The task: Output the material below unchanged, apart from leaving out the pictures.

────────

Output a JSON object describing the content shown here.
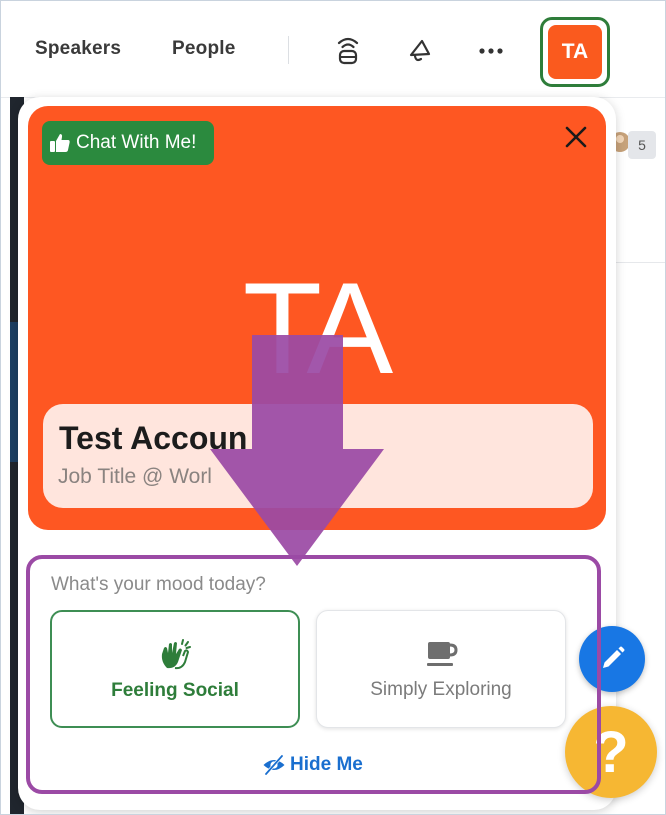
{
  "topbar": {
    "nav_speakers": "Speakers",
    "nav_people": "People",
    "icons": [
      "cast-icon",
      "megaphone-icon",
      "more-icon"
    ],
    "avatar_initials": "TA"
  },
  "background": {
    "count_badge": "5"
  },
  "profile": {
    "chat_badge_label": "Chat With Me!",
    "initials": "TA",
    "name": "Test Accoun",
    "job": "Job Title @ Worl"
  },
  "mood": {
    "question": "What's your mood today?",
    "options": [
      {
        "label": "Feeling Social",
        "icon": "clapping-hands-icon",
        "selected": true
      },
      {
        "label": "Simply Exploring",
        "icon": "coffee-cup-icon",
        "selected": false
      }
    ],
    "hide_label": "Hide Me"
  },
  "help_button": "?",
  "colors": {
    "brand_orange": "#fe5722",
    "name_card_bg": "#ffe5dd",
    "success_green": "#2b8a3e",
    "link_blue": "#1a6fcf",
    "fab_blue": "#1877e4",
    "help_yellow": "#f6b733",
    "annotation_purple": "#9b4aa5"
  }
}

────────

Answer below:
Output a JSON object describing the content shown here.
{
  "topbar": {
    "nav_speakers": "Speakers",
    "nav_people": "People",
    "icons": [
      "cast-icon",
      "megaphone-icon",
      "more-icon"
    ],
    "avatar_initials": "TA"
  },
  "background": {
    "count_badge": "5"
  },
  "profile": {
    "chat_badge_label": "Chat With Me!",
    "initials": "TA",
    "name": "Test Accoun",
    "job": "Job Title @ Worl"
  },
  "mood": {
    "question": "What's your mood today?",
    "options": [
      {
        "label": "Feeling Social",
        "icon": "clapping-hands-icon",
        "selected": true
      },
      {
        "label": "Simply Exploring",
        "icon": "coffee-cup-icon",
        "selected": false
      }
    ],
    "hide_label": "Hide Me"
  },
  "help_button": "?",
  "colors": {
    "brand_orange": "#fe5722",
    "name_card_bg": "#ffe5dd",
    "success_green": "#2b8a3e",
    "link_blue": "#1a6fcf",
    "fab_blue": "#1877e4",
    "help_yellow": "#f6b733",
    "annotation_purple": "#9b4aa5"
  }
}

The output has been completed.